● **Task directions**
Reproduce all entries word for word.

Items from a figure collection
################

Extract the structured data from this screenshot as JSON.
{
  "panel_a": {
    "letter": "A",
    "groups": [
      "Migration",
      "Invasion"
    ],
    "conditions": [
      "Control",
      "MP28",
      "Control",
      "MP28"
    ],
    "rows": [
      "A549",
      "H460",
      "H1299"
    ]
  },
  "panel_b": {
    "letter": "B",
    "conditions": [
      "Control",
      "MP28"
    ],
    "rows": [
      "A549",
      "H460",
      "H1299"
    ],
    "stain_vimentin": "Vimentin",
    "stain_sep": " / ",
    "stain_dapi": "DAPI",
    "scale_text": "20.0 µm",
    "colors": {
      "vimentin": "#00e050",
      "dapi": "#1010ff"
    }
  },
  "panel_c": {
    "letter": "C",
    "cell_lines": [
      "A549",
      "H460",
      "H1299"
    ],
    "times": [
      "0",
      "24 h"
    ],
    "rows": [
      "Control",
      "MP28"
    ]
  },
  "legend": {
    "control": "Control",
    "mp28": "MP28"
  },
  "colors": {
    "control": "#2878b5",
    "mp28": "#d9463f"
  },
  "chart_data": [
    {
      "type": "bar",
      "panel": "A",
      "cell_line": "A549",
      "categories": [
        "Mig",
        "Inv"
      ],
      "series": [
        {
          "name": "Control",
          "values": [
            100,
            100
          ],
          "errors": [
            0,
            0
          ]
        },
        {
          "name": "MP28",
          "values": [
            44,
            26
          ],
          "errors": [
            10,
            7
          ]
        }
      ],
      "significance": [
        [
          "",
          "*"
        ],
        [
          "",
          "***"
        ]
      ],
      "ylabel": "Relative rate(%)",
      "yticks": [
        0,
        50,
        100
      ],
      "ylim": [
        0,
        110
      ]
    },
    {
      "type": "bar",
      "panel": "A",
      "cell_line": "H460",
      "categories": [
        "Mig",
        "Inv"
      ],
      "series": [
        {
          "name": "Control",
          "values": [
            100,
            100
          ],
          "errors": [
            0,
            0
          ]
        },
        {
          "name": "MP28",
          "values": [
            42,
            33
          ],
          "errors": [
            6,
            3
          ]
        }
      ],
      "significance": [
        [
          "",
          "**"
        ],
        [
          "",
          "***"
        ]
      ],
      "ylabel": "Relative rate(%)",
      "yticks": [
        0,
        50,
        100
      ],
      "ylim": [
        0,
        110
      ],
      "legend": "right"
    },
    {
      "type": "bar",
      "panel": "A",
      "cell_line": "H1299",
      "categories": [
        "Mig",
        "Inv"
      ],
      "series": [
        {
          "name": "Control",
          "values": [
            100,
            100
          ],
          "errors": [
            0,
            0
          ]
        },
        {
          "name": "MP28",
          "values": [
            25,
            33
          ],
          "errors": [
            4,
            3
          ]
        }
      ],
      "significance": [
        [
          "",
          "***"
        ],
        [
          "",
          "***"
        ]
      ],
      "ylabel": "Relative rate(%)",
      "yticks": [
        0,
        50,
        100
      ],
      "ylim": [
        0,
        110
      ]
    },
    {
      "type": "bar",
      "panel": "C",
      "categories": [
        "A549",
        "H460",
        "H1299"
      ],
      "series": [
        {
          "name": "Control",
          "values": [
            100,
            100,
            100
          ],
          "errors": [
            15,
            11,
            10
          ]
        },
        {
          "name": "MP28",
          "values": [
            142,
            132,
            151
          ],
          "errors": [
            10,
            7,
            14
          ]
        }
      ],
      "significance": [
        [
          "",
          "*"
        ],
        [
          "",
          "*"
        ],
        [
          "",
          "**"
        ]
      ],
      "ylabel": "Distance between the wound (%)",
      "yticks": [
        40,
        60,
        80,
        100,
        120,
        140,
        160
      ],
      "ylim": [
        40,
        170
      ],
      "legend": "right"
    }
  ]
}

################

● **Exercise output**
Extract the structured data from this screenshot as JSON.
{
  "panel_a": {
    "letter": "A",
    "groups": [
      "Migration",
      "Invasion"
    ],
    "conditions": [
      "Control",
      "MP28",
      "Control",
      "MP28"
    ],
    "rows": [
      "A549",
      "H460",
      "H1299"
    ]
  },
  "panel_b": {
    "letter": "B",
    "conditions": [
      "Control",
      "MP28"
    ],
    "rows": [
      "A549",
      "H460",
      "H1299"
    ],
    "stain_vimentin": "Vimentin",
    "stain_sep": " / ",
    "stain_dapi": "DAPI",
    "scale_text": "20.0 µm",
    "colors": {
      "vimentin": "#00e050",
      "dapi": "#1010ff"
    }
  },
  "panel_c": {
    "letter": "C",
    "cell_lines": [
      "A549",
      "H460",
      "H1299"
    ],
    "times": [
      "0",
      "24 h"
    ],
    "rows": [
      "Control",
      "MP28"
    ]
  },
  "legend": {
    "control": "Control",
    "mp28": "MP28"
  },
  "colors": {
    "control": "#2878b5",
    "mp28": "#d9463f"
  },
  "chart_data": [
    {
      "type": "bar",
      "panel": "A",
      "cell_line": "A549",
      "categories": [
        "Mig",
        "Inv"
      ],
      "series": [
        {
          "name": "Control",
          "values": [
            100,
            100
          ],
          "errors": [
            0,
            0
          ]
        },
        {
          "name": "MP28",
          "values": [
            44,
            26
          ],
          "errors": [
            10,
            7
          ]
        }
      ],
      "significance": [
        [
          "",
          "*"
        ],
        [
          "",
          "***"
        ]
      ],
      "ylabel": "Relative rate(%)",
      "yticks": [
        0,
        50,
        100
      ],
      "ylim": [
        0,
        110
      ]
    },
    {
      "type": "bar",
      "panel": "A",
      "cell_line": "H460",
      "categories": [
        "Mig",
        "Inv"
      ],
      "series": [
        {
          "name": "Control",
          "values": [
            100,
            100
          ],
          "errors": [
            0,
            0
          ]
        },
        {
          "name": "MP28",
          "values": [
            42,
            33
          ],
          "errors": [
            6,
            3
          ]
        }
      ],
      "significance": [
        [
          "",
          "**"
        ],
        [
          "",
          "***"
        ]
      ],
      "ylabel": "Relative rate(%)",
      "yticks": [
        0,
        50,
        100
      ],
      "ylim": [
        0,
        110
      ],
      "legend": "right"
    },
    {
      "type": "bar",
      "panel": "A",
      "cell_line": "H1299",
      "categories": [
        "Mig",
        "Inv"
      ],
      "series": [
        {
          "name": "Control",
          "values": [
            100,
            100
          ],
          "errors": [
            0,
            0
          ]
        },
        {
          "name": "MP28",
          "values": [
            25,
            33
          ],
          "errors": [
            4,
            3
          ]
        }
      ],
      "significance": [
        [
          "",
          "***"
        ],
        [
          "",
          "***"
        ]
      ],
      "ylabel": "Relative rate(%)",
      "yticks": [
        0,
        50,
        100
      ],
      "ylim": [
        0,
        110
      ]
    },
    {
      "type": "bar",
      "panel": "C",
      "categories": [
        "A549",
        "H460",
        "H1299"
      ],
      "series": [
        {
          "name": "Control",
          "values": [
            100,
            100,
            100
          ],
          "errors": [
            15,
            11,
            10
          ]
        },
        {
          "name": "MP28",
          "values": [
            142,
            132,
            151
          ],
          "errors": [
            10,
            7,
            14
          ]
        }
      ],
      "significance": [
        [
          "",
          "*"
        ],
        [
          "",
          "*"
        ],
        [
          "",
          "**"
        ]
      ],
      "ylabel": "Distance between the wound (%)",
      "yticks": [
        40,
        60,
        80,
        100,
        120,
        140,
        160
      ],
      "ylim": [
        40,
        170
      ],
      "legend": "right"
    }
  ]
}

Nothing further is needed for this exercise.